=== The data ===

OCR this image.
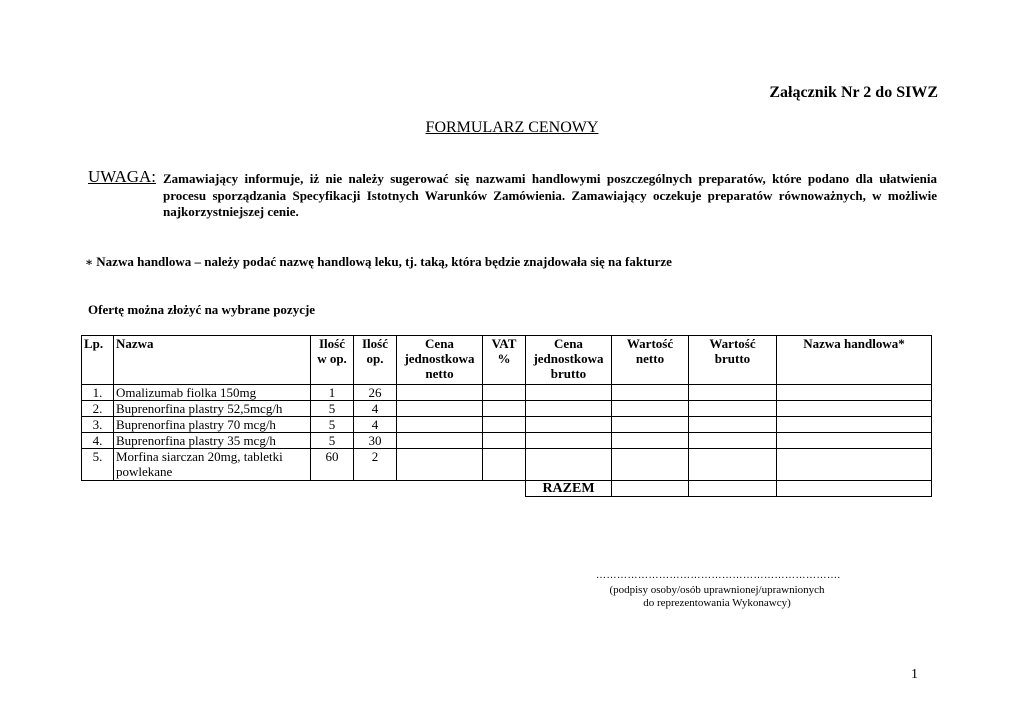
Załącznik Nr 2 do SIWZ
FORMULARZ CENOWY
UWAGA: Zamawiający informuje, iż nie należy sugerować się nazwami handlowymi poszczególnych preparatów, które podano dla ułatwienia procesu sporządzania Specyfikacji Istotnych Warunków Zamówienia. Zamawiający oczekuje preparatów równoważnych, w możliwie najkorzystniejszej cenie.
∗ Nazwa handlowa – należy podać nazwę handlową leku, tj. taką, która będzie znajdowała się na fakturze
Ofertę można złożyć na wybrane pozycje
Lp.	Nazwa	Ilość w op.	Ilość op.	Cena jednostkowa netto	VAT %	Cena jednostkowa brutto	Wartość netto	Wartość brutto	Nazwa handlowa*
1.	Omalizumab fiolka 150mg	1	26						
2.	Buprenorfina plastry 52,5mcg/h	5	4						
3.	Buprenorfina plastry 70 mcg/h	5	4						
4.	Buprenorfina plastry 35 mcg/h	5	30						
5.	Morfina siarczan 20mg, tabletki powlekane	60	2						
						RAZEM			
…………………………………………………………….
(podpisy osoby/osób uprawnionej/uprawnionych
do reprezentowania Wykonawcy)
1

===

§ **Problem details**:
Make an exact copy of the whole listing, but don't bring over any pictures.

§ **Task solution**:
OCR this image.
Załącznik Nr 2 do SIWZ
FORMULARZ CENOWY
UWAGA: Zamawiający informuje, iż nie należy sugerować się nazwami handlowymi poszczególnych preparatów, które podano dla ułatwienia procesu sporządzania Specyfikacji Istotnych Warunków Zamówienia. Zamawiający oczekuje preparatów równoważnych, w możliwie najkorzystniejszej cenie.
∗ Nazwa handlowa – należy podać nazwę handlową leku, tj. taką, która będzie znajdowała się na fakturze
Ofertę można złożyć na wybrane pozycje
Lp.	Nazwa	Ilość w op.	Ilość op.	Cena jednostkowa netto	VAT %	Cena jednostkowa brutto	Wartość netto	Wartość brutto	Nazwa handlowa*
1.	Omalizumab fiolka 150mg	1	26						
2.	Buprenorfina plastry 52,5mcg/h	5	4						
3.	Buprenorfina plastry 70 mcg/h	5	4						
4.	Buprenorfina plastry 35 mcg/h	5	30						
5.	Morfina siarczan 20mg, tabletki powlekane	60	2						
						RAZEM			
…………………………………………………………….
(podpisy osoby/osób uprawnionej/uprawnionych
do reprezentowania Wykonawcy)
1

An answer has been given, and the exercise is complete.